Track down every line below that holds "name" and copy it.

Data lines.
────────────────────────────────────────
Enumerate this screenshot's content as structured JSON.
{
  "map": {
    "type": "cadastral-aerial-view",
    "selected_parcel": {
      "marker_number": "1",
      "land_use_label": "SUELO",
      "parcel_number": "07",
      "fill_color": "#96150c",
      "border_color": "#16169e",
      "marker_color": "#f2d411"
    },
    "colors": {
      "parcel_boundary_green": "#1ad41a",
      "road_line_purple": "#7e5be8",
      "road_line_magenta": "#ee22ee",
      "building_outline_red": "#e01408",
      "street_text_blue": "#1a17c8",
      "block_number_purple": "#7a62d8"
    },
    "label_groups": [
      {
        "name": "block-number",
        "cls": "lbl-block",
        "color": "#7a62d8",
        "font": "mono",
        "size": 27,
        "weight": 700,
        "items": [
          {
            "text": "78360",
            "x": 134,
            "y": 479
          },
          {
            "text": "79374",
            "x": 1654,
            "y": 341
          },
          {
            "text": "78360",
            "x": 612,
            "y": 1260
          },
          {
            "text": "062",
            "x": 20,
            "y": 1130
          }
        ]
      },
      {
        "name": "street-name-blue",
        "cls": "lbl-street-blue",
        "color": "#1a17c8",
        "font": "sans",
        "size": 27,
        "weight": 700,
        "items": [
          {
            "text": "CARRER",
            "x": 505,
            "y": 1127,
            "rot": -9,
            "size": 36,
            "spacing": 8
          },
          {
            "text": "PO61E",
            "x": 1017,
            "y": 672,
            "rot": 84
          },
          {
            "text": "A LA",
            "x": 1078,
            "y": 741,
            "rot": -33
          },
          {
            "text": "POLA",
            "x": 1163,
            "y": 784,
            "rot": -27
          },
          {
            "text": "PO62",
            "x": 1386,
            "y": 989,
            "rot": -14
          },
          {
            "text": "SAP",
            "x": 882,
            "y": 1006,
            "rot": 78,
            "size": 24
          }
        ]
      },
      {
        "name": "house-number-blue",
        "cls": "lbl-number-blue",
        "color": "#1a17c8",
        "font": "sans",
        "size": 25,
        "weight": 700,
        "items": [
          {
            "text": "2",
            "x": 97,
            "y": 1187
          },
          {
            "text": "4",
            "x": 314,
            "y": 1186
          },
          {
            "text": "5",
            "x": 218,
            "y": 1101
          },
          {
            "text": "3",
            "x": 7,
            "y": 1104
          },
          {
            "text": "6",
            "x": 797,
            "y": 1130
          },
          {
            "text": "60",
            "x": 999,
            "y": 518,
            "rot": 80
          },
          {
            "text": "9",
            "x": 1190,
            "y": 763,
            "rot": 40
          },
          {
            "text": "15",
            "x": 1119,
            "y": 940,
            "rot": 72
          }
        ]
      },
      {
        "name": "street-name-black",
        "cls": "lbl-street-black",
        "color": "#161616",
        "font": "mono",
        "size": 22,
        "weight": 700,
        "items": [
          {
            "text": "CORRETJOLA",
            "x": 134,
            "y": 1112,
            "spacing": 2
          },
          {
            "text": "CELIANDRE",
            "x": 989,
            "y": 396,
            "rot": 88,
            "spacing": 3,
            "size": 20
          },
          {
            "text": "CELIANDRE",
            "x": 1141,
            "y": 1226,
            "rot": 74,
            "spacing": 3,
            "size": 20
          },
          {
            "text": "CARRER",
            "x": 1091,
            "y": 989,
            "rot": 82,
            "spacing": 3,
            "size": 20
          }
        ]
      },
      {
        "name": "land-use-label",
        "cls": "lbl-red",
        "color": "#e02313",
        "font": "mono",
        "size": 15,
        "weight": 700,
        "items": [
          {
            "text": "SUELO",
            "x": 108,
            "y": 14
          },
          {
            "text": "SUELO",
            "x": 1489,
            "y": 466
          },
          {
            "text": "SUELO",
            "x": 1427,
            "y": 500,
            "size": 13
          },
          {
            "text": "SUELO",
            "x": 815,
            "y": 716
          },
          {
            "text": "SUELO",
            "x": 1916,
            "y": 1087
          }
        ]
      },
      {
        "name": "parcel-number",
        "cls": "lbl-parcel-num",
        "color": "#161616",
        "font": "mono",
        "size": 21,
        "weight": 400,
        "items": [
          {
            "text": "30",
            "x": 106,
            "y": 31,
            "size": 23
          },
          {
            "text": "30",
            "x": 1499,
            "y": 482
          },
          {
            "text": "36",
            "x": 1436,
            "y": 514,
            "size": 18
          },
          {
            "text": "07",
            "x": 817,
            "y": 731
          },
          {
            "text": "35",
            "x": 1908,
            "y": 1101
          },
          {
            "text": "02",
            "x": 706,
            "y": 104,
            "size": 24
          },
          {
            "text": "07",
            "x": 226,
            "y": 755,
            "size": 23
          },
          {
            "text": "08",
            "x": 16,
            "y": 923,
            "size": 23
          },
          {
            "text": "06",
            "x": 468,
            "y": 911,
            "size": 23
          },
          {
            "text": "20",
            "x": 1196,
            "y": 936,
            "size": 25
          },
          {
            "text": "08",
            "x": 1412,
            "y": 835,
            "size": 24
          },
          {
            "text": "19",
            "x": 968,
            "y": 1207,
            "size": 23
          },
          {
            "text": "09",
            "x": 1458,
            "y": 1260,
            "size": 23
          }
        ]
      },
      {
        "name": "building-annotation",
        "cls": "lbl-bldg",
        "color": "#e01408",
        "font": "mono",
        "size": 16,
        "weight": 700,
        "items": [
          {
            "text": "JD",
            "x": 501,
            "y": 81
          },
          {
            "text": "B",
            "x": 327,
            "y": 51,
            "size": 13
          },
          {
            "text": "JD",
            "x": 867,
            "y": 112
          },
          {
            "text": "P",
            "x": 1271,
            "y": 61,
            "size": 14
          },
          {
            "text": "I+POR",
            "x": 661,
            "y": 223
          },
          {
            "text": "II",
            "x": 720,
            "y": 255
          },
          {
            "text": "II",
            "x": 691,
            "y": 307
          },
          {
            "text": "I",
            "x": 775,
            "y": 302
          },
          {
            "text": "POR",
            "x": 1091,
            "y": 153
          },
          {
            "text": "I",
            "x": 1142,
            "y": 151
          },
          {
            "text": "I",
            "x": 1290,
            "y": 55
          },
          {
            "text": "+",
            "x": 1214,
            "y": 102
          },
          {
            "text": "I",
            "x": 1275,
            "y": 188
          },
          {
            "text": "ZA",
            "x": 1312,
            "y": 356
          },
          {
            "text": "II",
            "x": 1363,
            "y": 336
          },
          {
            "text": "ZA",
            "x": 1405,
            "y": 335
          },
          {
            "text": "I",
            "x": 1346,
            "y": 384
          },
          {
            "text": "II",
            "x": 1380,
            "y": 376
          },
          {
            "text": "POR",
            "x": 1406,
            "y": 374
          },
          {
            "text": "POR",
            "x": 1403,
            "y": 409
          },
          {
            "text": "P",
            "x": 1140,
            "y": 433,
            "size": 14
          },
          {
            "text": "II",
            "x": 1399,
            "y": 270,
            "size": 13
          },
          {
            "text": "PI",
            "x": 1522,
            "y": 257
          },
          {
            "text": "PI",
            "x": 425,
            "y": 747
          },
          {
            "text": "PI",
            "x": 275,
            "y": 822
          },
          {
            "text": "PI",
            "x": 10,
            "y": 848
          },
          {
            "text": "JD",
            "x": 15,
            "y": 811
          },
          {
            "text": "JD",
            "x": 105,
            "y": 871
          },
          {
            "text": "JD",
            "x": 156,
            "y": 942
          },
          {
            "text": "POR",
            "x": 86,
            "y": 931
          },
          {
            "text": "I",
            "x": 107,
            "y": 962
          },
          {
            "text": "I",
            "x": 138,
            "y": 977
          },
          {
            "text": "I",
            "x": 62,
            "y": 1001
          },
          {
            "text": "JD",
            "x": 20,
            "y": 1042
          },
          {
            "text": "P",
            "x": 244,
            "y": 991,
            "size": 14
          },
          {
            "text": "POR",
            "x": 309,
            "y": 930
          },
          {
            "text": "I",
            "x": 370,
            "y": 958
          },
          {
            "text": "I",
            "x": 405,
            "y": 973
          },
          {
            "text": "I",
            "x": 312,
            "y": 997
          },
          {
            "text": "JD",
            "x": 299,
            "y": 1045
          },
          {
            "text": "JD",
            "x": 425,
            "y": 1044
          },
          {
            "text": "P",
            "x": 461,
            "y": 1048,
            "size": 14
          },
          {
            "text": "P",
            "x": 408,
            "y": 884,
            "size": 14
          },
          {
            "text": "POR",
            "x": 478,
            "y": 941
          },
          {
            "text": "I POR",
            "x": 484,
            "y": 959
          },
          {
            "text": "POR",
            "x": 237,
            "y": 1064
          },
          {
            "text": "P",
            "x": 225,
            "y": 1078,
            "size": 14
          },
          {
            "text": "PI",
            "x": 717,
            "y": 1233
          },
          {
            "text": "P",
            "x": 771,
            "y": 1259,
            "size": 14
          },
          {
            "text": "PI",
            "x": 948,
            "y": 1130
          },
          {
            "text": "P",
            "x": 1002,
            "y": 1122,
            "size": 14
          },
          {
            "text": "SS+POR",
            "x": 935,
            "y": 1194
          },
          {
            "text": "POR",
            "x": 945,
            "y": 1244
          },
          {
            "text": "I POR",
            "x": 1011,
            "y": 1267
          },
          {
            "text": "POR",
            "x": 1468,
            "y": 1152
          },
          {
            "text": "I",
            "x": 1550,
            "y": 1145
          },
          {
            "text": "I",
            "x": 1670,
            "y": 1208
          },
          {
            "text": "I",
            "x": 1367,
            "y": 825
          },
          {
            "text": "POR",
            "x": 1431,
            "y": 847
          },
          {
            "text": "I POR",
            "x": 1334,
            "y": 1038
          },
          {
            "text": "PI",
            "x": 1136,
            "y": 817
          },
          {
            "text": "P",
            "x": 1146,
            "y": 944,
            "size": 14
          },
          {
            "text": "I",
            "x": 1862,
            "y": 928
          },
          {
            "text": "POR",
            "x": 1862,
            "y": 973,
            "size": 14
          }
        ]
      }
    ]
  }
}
────────────────────────────────────────
Task answer.
        "name": "block-number",
        "name": "street-name-blue",
        "name": "house-number-blue",
        "name": "street-name-black",
        "name": "land-use-label",
        "name": "parcel-number",
        "name": "building-annotation",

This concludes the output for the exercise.